## What you will do
Your copy of the material must match it exactly, except that pictures are dropped.

(Items from a figure collection)
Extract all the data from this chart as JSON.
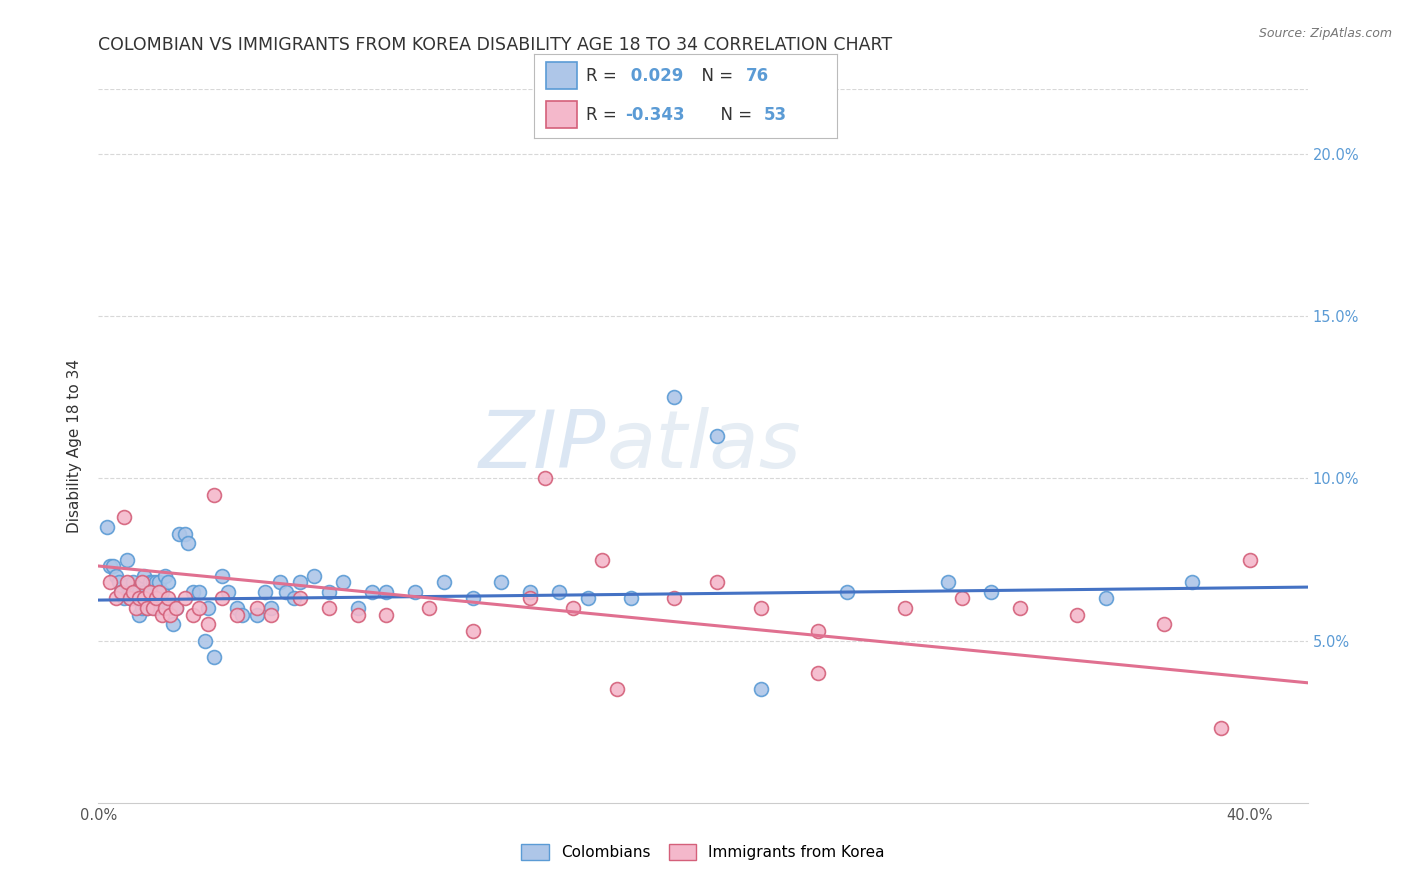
{
  "title": "COLOMBIAN VS IMMIGRANTS FROM KOREA DISABILITY AGE 18 TO 34 CORRELATION CHART",
  "source": "Source: ZipAtlas.com",
  "ylabel": "Disability Age 18 to 34",
  "xlim": [
    0.0,
    0.42
  ],
  "ylim": [
    0.0,
    0.22
  ],
  "xticks": [
    0.0,
    0.1,
    0.2,
    0.3,
    0.4
  ],
  "xticklabels": [
    "0.0%",
    "",
    "",
    "",
    "40.0%"
  ],
  "yticks_right": [
    0.05,
    0.1,
    0.15,
    0.2
  ],
  "yticklabels_right": [
    "5.0%",
    "10.0%",
    "15.0%",
    "20.0%"
  ],
  "colombian_color": "#aec6e8",
  "colombian_edge_color": "#5b9bd5",
  "korean_color": "#f4b8cb",
  "korean_edge_color": "#d4607a",
  "colombian_line_color": "#4472c4",
  "korean_line_color": "#e07090",
  "legend_r_colombian": "0.029",
  "legend_n_colombian": "76",
  "legend_r_korean": "-0.343",
  "legend_n_korean": "53",
  "colombian_points_x": [
    0.003,
    0.004,
    0.005,
    0.006,
    0.007,
    0.008,
    0.009,
    0.01,
    0.01,
    0.011,
    0.011,
    0.012,
    0.012,
    0.013,
    0.013,
    0.014,
    0.014,
    0.015,
    0.015,
    0.016,
    0.016,
    0.017,
    0.017,
    0.018,
    0.018,
    0.019,
    0.02,
    0.02,
    0.021,
    0.022,
    0.023,
    0.024,
    0.025,
    0.026,
    0.027,
    0.028,
    0.03,
    0.031,
    0.033,
    0.035,
    0.037,
    0.038,
    0.04,
    0.043,
    0.045,
    0.048,
    0.05,
    0.055,
    0.058,
    0.06,
    0.063,
    0.065,
    0.068,
    0.07,
    0.075,
    0.08,
    0.085,
    0.09,
    0.095,
    0.1,
    0.11,
    0.12,
    0.13,
    0.14,
    0.15,
    0.16,
    0.17,
    0.185,
    0.2,
    0.215,
    0.23,
    0.26,
    0.295,
    0.31,
    0.35,
    0.38
  ],
  "colombian_points_y": [
    0.085,
    0.073,
    0.073,
    0.07,
    0.068,
    0.065,
    0.063,
    0.067,
    0.075,
    0.065,
    0.063,
    0.063,
    0.068,
    0.063,
    0.065,
    0.065,
    0.058,
    0.067,
    0.06,
    0.065,
    0.07,
    0.063,
    0.06,
    0.065,
    0.068,
    0.068,
    0.068,
    0.06,
    0.068,
    0.065,
    0.07,
    0.068,
    0.06,
    0.055,
    0.06,
    0.083,
    0.083,
    0.08,
    0.065,
    0.065,
    0.05,
    0.06,
    0.045,
    0.07,
    0.065,
    0.06,
    0.058,
    0.058,
    0.065,
    0.06,
    0.068,
    0.065,
    0.063,
    0.068,
    0.07,
    0.065,
    0.068,
    0.06,
    0.065,
    0.065,
    0.065,
    0.068,
    0.063,
    0.068,
    0.065,
    0.065,
    0.063,
    0.063,
    0.125,
    0.113,
    0.035,
    0.065,
    0.068,
    0.065,
    0.063,
    0.068
  ],
  "korean_points_x": [
    0.004,
    0.006,
    0.008,
    0.009,
    0.01,
    0.011,
    0.012,
    0.013,
    0.014,
    0.015,
    0.016,
    0.017,
    0.018,
    0.019,
    0.02,
    0.021,
    0.022,
    0.023,
    0.024,
    0.025,
    0.027,
    0.03,
    0.033,
    0.035,
    0.038,
    0.04,
    0.043,
    0.048,
    0.055,
    0.06,
    0.07,
    0.08,
    0.09,
    0.1,
    0.115,
    0.13,
    0.15,
    0.165,
    0.18,
    0.2,
    0.215,
    0.23,
    0.25,
    0.28,
    0.3,
    0.32,
    0.34,
    0.37,
    0.39,
    0.4,
    0.155,
    0.175,
    0.25
  ],
  "korean_points_y": [
    0.068,
    0.063,
    0.065,
    0.088,
    0.068,
    0.063,
    0.065,
    0.06,
    0.063,
    0.068,
    0.063,
    0.06,
    0.065,
    0.06,
    0.063,
    0.065,
    0.058,
    0.06,
    0.063,
    0.058,
    0.06,
    0.063,
    0.058,
    0.06,
    0.055,
    0.095,
    0.063,
    0.058,
    0.06,
    0.058,
    0.063,
    0.06,
    0.058,
    0.058,
    0.06,
    0.053,
    0.063,
    0.06,
    0.035,
    0.063,
    0.068,
    0.06,
    0.053,
    0.06,
    0.063,
    0.06,
    0.058,
    0.055,
    0.023,
    0.075,
    0.1,
    0.075,
    0.04
  ],
  "colombian_trend_x": [
    0.0,
    0.42
  ],
  "colombian_trend_y": [
    0.0625,
    0.0665
  ],
  "korean_trend_x": [
    0.0,
    0.42
  ],
  "korean_trend_y": [
    0.073,
    0.037
  ],
  "background_color": "#ffffff",
  "grid_color": "#d8d8d8",
  "title_fontsize": 12.5,
  "axis_label_fontsize": 11,
  "tick_fontsize": 10.5,
  "marker_size": 100
}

## Response to this exercise
Extract all the data from this chart as JSON.
{
  "title": "COLOMBIAN VS IMMIGRANTS FROM KOREA DISABILITY AGE 18 TO 34 CORRELATION CHART",
  "source": "Source: ZipAtlas.com",
  "ylabel": "Disability Age 18 to 34",
  "xlim": [
    0.0,
    0.42
  ],
  "ylim": [
    0.0,
    0.22
  ],
  "xticks": [
    0.0,
    0.1,
    0.2,
    0.3,
    0.4
  ],
  "xticklabels": [
    "0.0%",
    "",
    "",
    "",
    "40.0%"
  ],
  "yticks_right": [
    0.05,
    0.1,
    0.15,
    0.2
  ],
  "yticklabels_right": [
    "5.0%",
    "10.0%",
    "15.0%",
    "20.0%"
  ],
  "colombian_color": "#aec6e8",
  "colombian_edge_color": "#5b9bd5",
  "korean_color": "#f4b8cb",
  "korean_edge_color": "#d4607a",
  "colombian_line_color": "#4472c4",
  "korean_line_color": "#e07090",
  "legend_r_colombian": "0.029",
  "legend_n_colombian": "76",
  "legend_r_korean": "-0.343",
  "legend_n_korean": "53",
  "colombian_points_x": [
    0.003,
    0.004,
    0.005,
    0.006,
    0.007,
    0.008,
    0.009,
    0.01,
    0.01,
    0.011,
    0.011,
    0.012,
    0.012,
    0.013,
    0.013,
    0.014,
    0.014,
    0.015,
    0.015,
    0.016,
    0.016,
    0.017,
    0.017,
    0.018,
    0.018,
    0.019,
    0.02,
    0.02,
    0.021,
    0.022,
    0.023,
    0.024,
    0.025,
    0.026,
    0.027,
    0.028,
    0.03,
    0.031,
    0.033,
    0.035,
    0.037,
    0.038,
    0.04,
    0.043,
    0.045,
    0.048,
    0.05,
    0.055,
    0.058,
    0.06,
    0.063,
    0.065,
    0.068,
    0.07,
    0.075,
    0.08,
    0.085,
    0.09,
    0.095,
    0.1,
    0.11,
    0.12,
    0.13,
    0.14,
    0.15,
    0.16,
    0.17,
    0.185,
    0.2,
    0.215,
    0.23,
    0.26,
    0.295,
    0.31,
    0.35,
    0.38
  ],
  "colombian_points_y": [
    0.085,
    0.073,
    0.073,
    0.07,
    0.068,
    0.065,
    0.063,
    0.067,
    0.075,
    0.065,
    0.063,
    0.063,
    0.068,
    0.063,
    0.065,
    0.065,
    0.058,
    0.067,
    0.06,
    0.065,
    0.07,
    0.063,
    0.06,
    0.065,
    0.068,
    0.068,
    0.068,
    0.06,
    0.068,
    0.065,
    0.07,
    0.068,
    0.06,
    0.055,
    0.06,
    0.083,
    0.083,
    0.08,
    0.065,
    0.065,
    0.05,
    0.06,
    0.045,
    0.07,
    0.065,
    0.06,
    0.058,
    0.058,
    0.065,
    0.06,
    0.068,
    0.065,
    0.063,
    0.068,
    0.07,
    0.065,
    0.068,
    0.06,
    0.065,
    0.065,
    0.065,
    0.068,
    0.063,
    0.068,
    0.065,
    0.065,
    0.063,
    0.063,
    0.125,
    0.113,
    0.035,
    0.065,
    0.068,
    0.065,
    0.063,
    0.068
  ],
  "korean_points_x": [
    0.004,
    0.006,
    0.008,
    0.009,
    0.01,
    0.011,
    0.012,
    0.013,
    0.014,
    0.015,
    0.016,
    0.017,
    0.018,
    0.019,
    0.02,
    0.021,
    0.022,
    0.023,
    0.024,
    0.025,
    0.027,
    0.03,
    0.033,
    0.035,
    0.038,
    0.04,
    0.043,
    0.048,
    0.055,
    0.06,
    0.07,
    0.08,
    0.09,
    0.1,
    0.115,
    0.13,
    0.15,
    0.165,
    0.18,
    0.2,
    0.215,
    0.23,
    0.25,
    0.28,
    0.3,
    0.32,
    0.34,
    0.37,
    0.39,
    0.4,
    0.155,
    0.175,
    0.25
  ],
  "korean_points_y": [
    0.068,
    0.063,
    0.065,
    0.088,
    0.068,
    0.063,
    0.065,
    0.06,
    0.063,
    0.068,
    0.063,
    0.06,
    0.065,
    0.06,
    0.063,
    0.065,
    0.058,
    0.06,
    0.063,
    0.058,
    0.06,
    0.063,
    0.058,
    0.06,
    0.055,
    0.095,
    0.063,
    0.058,
    0.06,
    0.058,
    0.063,
    0.06,
    0.058,
    0.058,
    0.06,
    0.053,
    0.063,
    0.06,
    0.035,
    0.063,
    0.068,
    0.06,
    0.053,
    0.06,
    0.063,
    0.06,
    0.058,
    0.055,
    0.023,
    0.075,
    0.1,
    0.075,
    0.04
  ],
  "colombian_trend_x": [
    0.0,
    0.42
  ],
  "colombian_trend_y": [
    0.0625,
    0.0665
  ],
  "korean_trend_x": [
    0.0,
    0.42
  ],
  "korean_trend_y": [
    0.073,
    0.037
  ],
  "background_color": "#ffffff",
  "grid_color": "#d8d8d8",
  "title_fontsize": 12.5,
  "axis_label_fontsize": 11,
  "tick_fontsize": 10.5,
  "marker_size": 100
}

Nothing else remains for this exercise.